Exercise aim: Wherever a line holds the string "axis", copy that line.

═════ Material provided

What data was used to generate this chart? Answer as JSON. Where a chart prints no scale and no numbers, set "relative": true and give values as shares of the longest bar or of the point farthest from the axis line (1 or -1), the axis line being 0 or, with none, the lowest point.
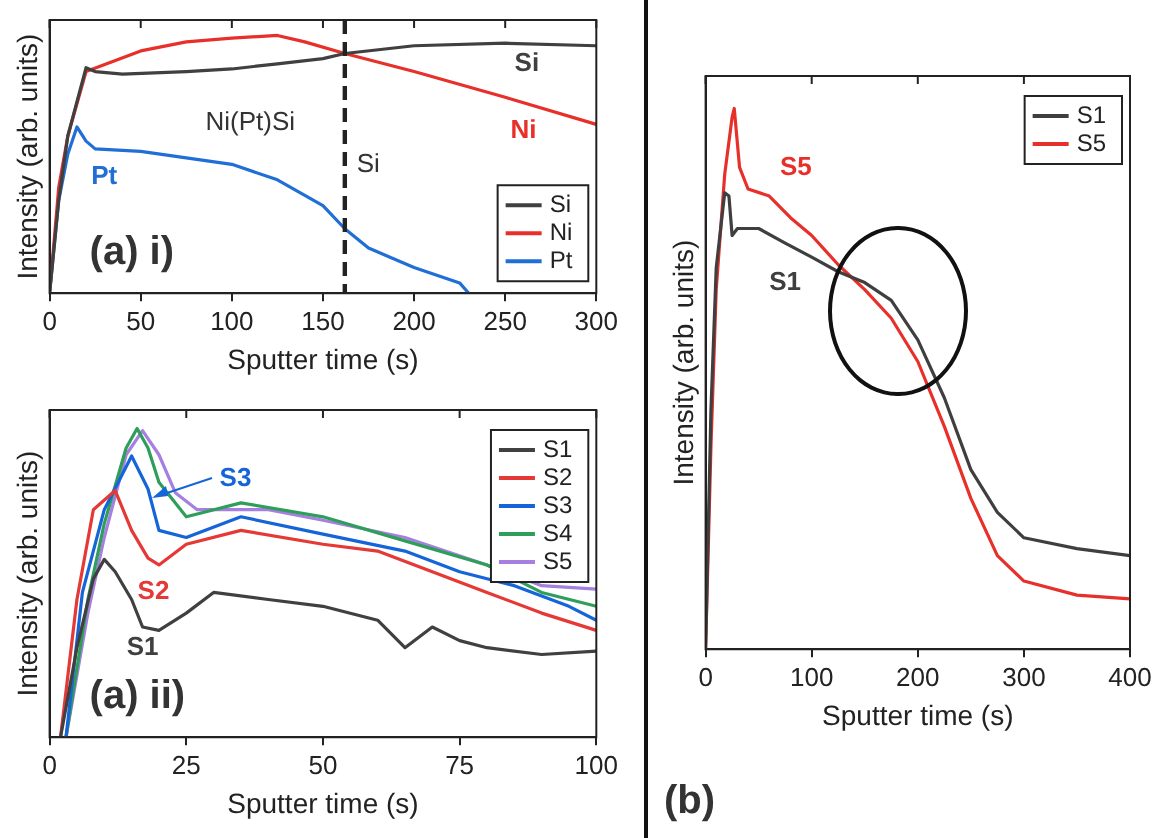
{
  "chart_data": [
    {
      "type": "line",
      "relative": true,
      "xlabel": "Sputter time (s)",
      "ylabel": "Intensity (arb. units)",
      "xlim": [
        0,
        300
      ],
      "xticks": [
        0,
        50,
        100,
        150,
        200,
        250,
        300
      ],
      "tick_labels": "x",
      "legend": "bottom right",
      "marker": "none",
      "series": [
        {
          "name": "Si",
          "color": "#404040",
          "x": [
            0,
            5,
            10,
            20,
            25,
            40,
            75,
            100,
            125,
            150,
            162,
            200,
            250,
            300
          ],
          "values": [
            0,
            0.36,
            0.61,
            0.875,
            0.86,
            0.85,
            0.86,
            0.87,
            0.89,
            0.91,
            0.93,
            0.96,
            0.97,
            0.96
          ]
        },
        {
          "name": "Ni",
          "color": "#e8302a",
          "x": [
            0,
            5,
            10,
            20,
            50,
            75,
            100,
            125,
            140,
            162,
            200,
            250,
            300
          ],
          "values": [
            0,
            0.41,
            0.61,
            0.86,
            0.94,
            0.975,
            0.99,
            1,
            0.975,
            0.93,
            0.86,
            0.76,
            0.655
          ]
        },
        {
          "name": "Pt",
          "color": "#1f6fd6",
          "x": [
            0,
            5,
            10,
            15,
            20,
            25,
            50,
            75,
            100,
            125,
            150,
            162,
            175,
            200,
            225,
            230
          ],
          "values": [
            0,
            0.36,
            0.54,
            0.645,
            0.59,
            0.56,
            0.55,
            0.525,
            0.5,
            0.44,
            0.34,
            0.25,
            0.175,
            0.1,
            0.04,
            0
          ]
        }
      ],
      "ref_lines": [
        {
          "axis": "x",
          "value": 162,
          "color": "#222222",
          "line_style": "dashed"
        }
      ],
      "annotations": [
        "Ni(Pt)Si",
        "Si",
        "Si",
        "Ni",
        "Pt",
        "(a) i)"
      ]
    },
    {
      "type": "line",
      "relative": true,
      "xlabel": "Sputter time (s)",
      "ylabel": "Intensity (arb. units)",
      "xlim": [
        0,
        100
      ],
      "xticks": [
        0,
        25,
        50,
        75,
        100
      ],
      "tick_labels": "x",
      "legend": "top right",
      "marker": "none",
      "series": [
        {
          "name": "S1",
          "color": "#404040",
          "x": [
            2,
            5,
            8,
            10,
            12,
            15,
            17,
            20,
            25,
            30,
            40,
            50,
            60,
            65,
            70,
            75,
            80,
            90,
            100
          ],
          "values": [
            0,
            0.29,
            0.513,
            0.576,
            0.536,
            0.446,
            0.357,
            0.346,
            0.402,
            0.469,
            0.446,
            0.424,
            0.379,
            0.29,
            0.357,
            0.313,
            0.29,
            0.268,
            0.279
          ]
        },
        {
          "name": "S2",
          "color": "#e53935",
          "x": [
            2,
            5,
            8,
            12,
            15,
            18,
            20,
            25,
            35,
            50,
            60,
            70,
            80,
            90,
            100
          ],
          "values": [
            0,
            0.446,
            0.737,
            0.799,
            0.67,
            0.58,
            0.558,
            0.625,
            0.67,
            0.625,
            0.603,
            0.536,
            0.469,
            0.402,
            0.346
          ]
        },
        {
          "name": "S3",
          "color": "#1565d8",
          "x": [
            3,
            6,
            10,
            15,
            18,
            20,
            25,
            35,
            50,
            65,
            75,
            85,
            95,
            100
          ],
          "values": [
            0,
            0.469,
            0.737,
            0.911,
            0.804,
            0.67,
            0.647,
            0.714,
            0.658,
            0.603,
            0.536,
            0.491,
            0.424,
            0.379
          ]
        },
        {
          "name": "S4",
          "color": "#2e9e5a",
          "x": [
            3,
            7,
            10,
            14,
            16,
            18,
            20,
            25,
            35,
            50,
            65,
            80,
            90,
            100
          ],
          "values": [
            0,
            0.446,
            0.692,
            0.937,
            1,
            0.937,
            0.826,
            0.714,
            0.759,
            0.714,
            0.636,
            0.558,
            0.469,
            0.424
          ]
        },
        {
          "name": "S5",
          "color": "#a67fe0",
          "x": [
            3,
            7,
            10,
            14,
            17,
            20,
            23,
            27,
            40,
            50,
            65,
            80,
            90,
            100
          ],
          "values": [
            0,
            0.402,
            0.647,
            0.915,
            0.993,
            0.915,
            0.792,
            0.737,
            0.737,
            0.703,
            0.647,
            0.558,
            0.491,
            0.48
          ]
        }
      ],
      "annotations": [
        "S1",
        "S2",
        "S3",
        "(a) ii)"
      ]
    },
    {
      "type": "line",
      "relative": true,
      "xlabel": "Sputter time (s)",
      "ylabel": "Intensity (arb. units)",
      "xlim": [
        0,
        400
      ],
      "xticks": [
        0,
        100,
        200,
        300,
        400
      ],
      "tick_labels": "x",
      "legend": "top right",
      "marker": "none",
      "series": [
        {
          "name": "S1",
          "color": "#3f3f3f",
          "x": [
            0,
            5,
            10,
            18,
            22,
            25,
            30,
            50,
            75,
            100,
            125,
            150,
            175,
            200,
            225,
            250,
            275,
            300,
            350,
            400
          ],
          "values": [
            0,
            0.44,
            0.705,
            0.844,
            0.838,
            0.765,
            0.778,
            0.778,
            0.751,
            0.725,
            0.698,
            0.678,
            0.645,
            0.572,
            0.465,
            0.332,
            0.253,
            0.206,
            0.186,
            0.173
          ]
        },
        {
          "name": "S5",
          "color": "#e8302a",
          "x": [
            0,
            5,
            10,
            18,
            25,
            27,
            32,
            40,
            60,
            80,
            100,
            125,
            150,
            175,
            200,
            225,
            250,
            275,
            300,
            350,
            400
          ],
          "values": [
            0,
            0.372,
            0.665,
            0.878,
            0.984,
            1,
            0.891,
            0.851,
            0.838,
            0.798,
            0.765,
            0.711,
            0.665,
            0.612,
            0.532,
            0.412,
            0.279,
            0.173,
            0.126,
            0.1,
            0.093
          ]
        }
      ],
      "annotations": [
        "S5",
        "S1",
        "(b)"
      ]
    }
  ]
}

══════════

Reply:
What data was used to generate this chart? Answer as JSON. Where a chart prints no scale and no numbers, set "relative": true and give values as shares of the longest bar or of the point farthest from the axis line (1 or -1), the axis line being 0 or, with none, the lowest point.
          "axis": "x",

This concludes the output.